■ **Work instructions**
Skip the pictures and repeat each line of the data exactly.

■ **Entries**

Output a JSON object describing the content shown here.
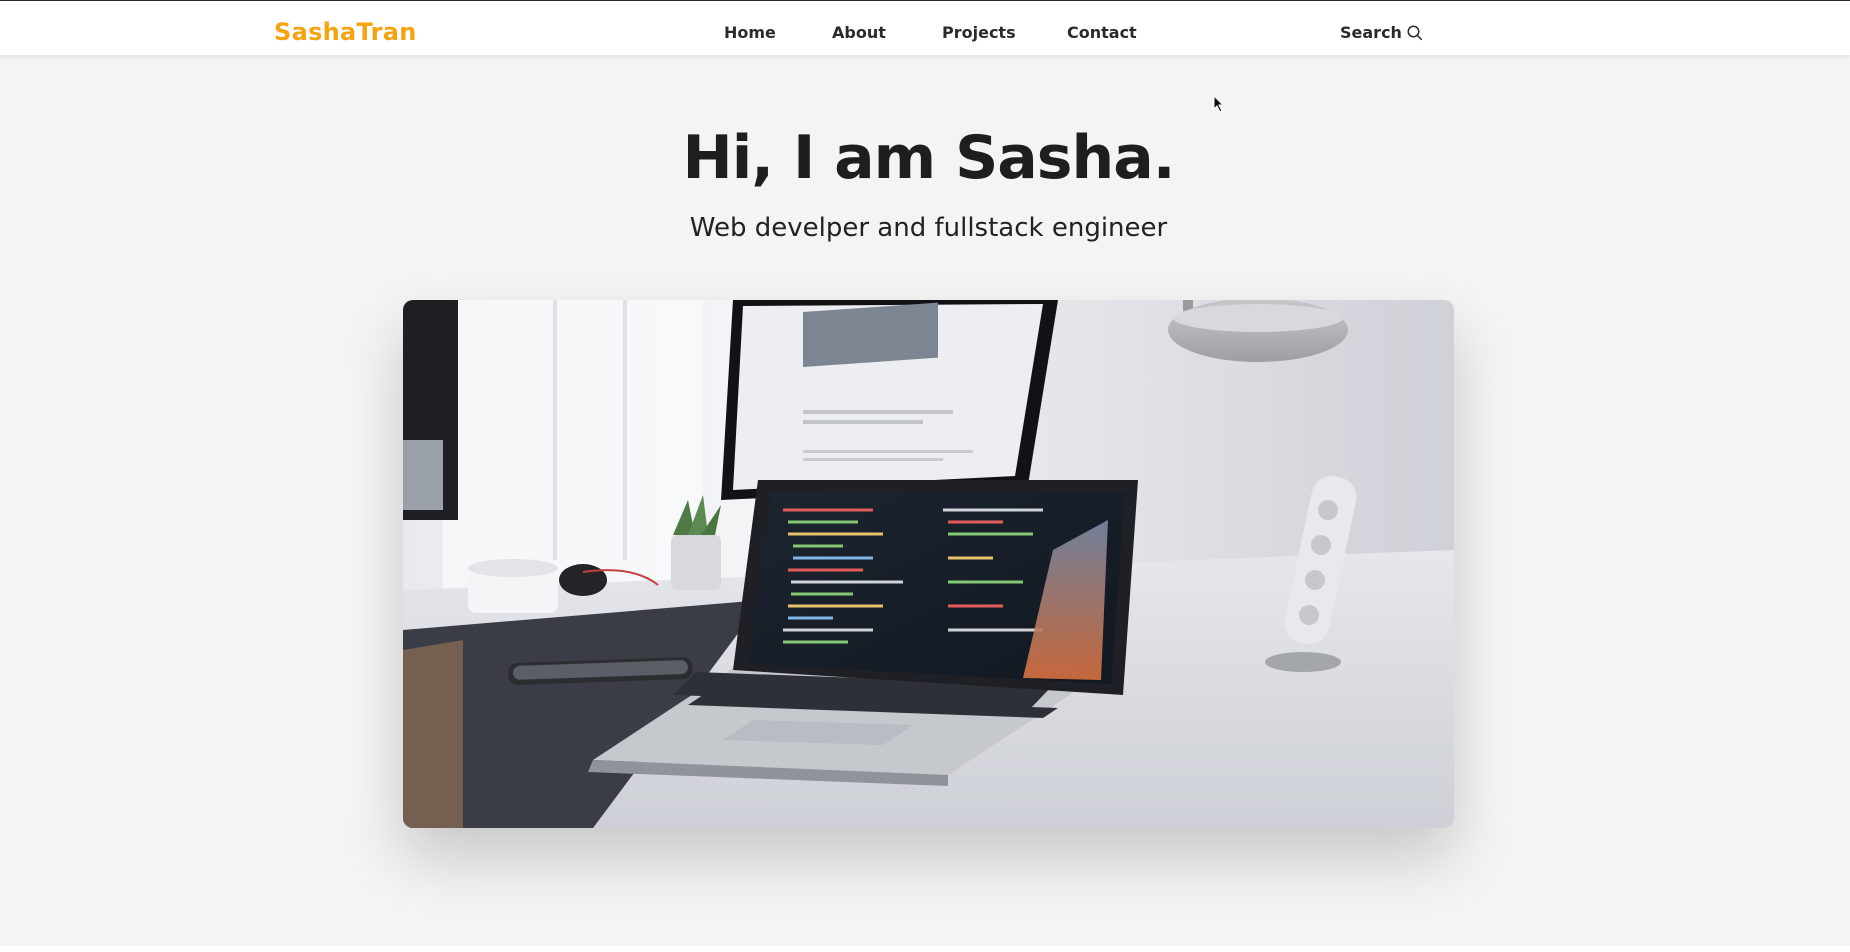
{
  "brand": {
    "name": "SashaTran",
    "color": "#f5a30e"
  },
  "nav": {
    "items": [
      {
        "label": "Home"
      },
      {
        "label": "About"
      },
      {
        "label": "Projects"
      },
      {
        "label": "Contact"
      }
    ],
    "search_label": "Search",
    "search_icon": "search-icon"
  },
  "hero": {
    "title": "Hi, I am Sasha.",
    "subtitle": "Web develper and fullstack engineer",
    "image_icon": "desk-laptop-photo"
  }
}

■ **Final result**
Output a JSON object describing the content shown here.
{
  "brand": {
    "name": "SashaTran",
    "color": "#f5a30e"
  },
  "nav": {
    "items": [
      {
        "label": "Home"
      },
      {
        "label": "About"
      },
      {
        "label": "Projects"
      },
      {
        "label": "Contact"
      }
    ],
    "search_label": "Search",
    "search_icon": "search-icon"
  },
  "hero": {
    "title": "Hi, I am Sasha.",
    "subtitle": "Web develper and fullstack engineer",
    "image_icon": "desk-laptop-photo"
  }
}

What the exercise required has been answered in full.